**PROMPT:** Copy out every line of the data exactly.

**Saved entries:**
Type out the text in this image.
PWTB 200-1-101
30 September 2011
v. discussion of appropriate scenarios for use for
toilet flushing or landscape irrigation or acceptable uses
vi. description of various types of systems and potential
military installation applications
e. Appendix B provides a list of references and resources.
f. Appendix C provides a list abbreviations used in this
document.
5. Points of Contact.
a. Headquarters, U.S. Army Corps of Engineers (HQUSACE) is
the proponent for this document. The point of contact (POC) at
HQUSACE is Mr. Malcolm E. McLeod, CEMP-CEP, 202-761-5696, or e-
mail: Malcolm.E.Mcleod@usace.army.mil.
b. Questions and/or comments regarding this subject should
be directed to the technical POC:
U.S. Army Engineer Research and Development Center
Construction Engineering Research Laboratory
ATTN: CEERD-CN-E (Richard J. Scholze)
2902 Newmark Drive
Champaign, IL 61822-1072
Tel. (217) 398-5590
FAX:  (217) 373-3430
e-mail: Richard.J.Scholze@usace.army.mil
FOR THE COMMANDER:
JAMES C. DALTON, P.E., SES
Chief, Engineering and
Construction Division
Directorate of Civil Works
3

**EXERCISE RESPONSE:**
Type out the text in this image.
PWTB 200-1-101
30 September 2011
v. discussion of appropriate scenarios for use for
toilet flushing or landscape irrigation or acceptable uses
vi. description of various types of systems and potential
military installation applications
e. Appendix B provides a list of references and resources.
f. Appendix C provides a list abbreviations used in this
document.
5. Points of Contact.
a. Headquarters, U.S. Army Corps of Engineers (HQUSACE) is
the proponent for this document. The point of contact (POC) at
HQUSACE is Mr. Malcolm E. McLeod, CEMP-CEP, 202-761-5696, or e-
mail: Malcolm.E.Mcleod@usace.army.mil.
b. Questions and/or comments regarding this subject should
be directed to the technical POC:
U.S. Army Engineer Research and Development Center
Construction Engineering Research Laboratory
ATTN: CEERD-CN-E (Richard J. Scholze)
2902 Newmark Drive
Champaign, IL 61822-1072
Tel. (217) 398-5590
FAX:  (217) 373-3430
e-mail: Richard.J.Scholze@usace.army.mil
FOR THE COMMANDER:
JAMES C. DALTON, P.E., SES
Chief, Engineering and
Construction Division
Directorate of Civil Works
3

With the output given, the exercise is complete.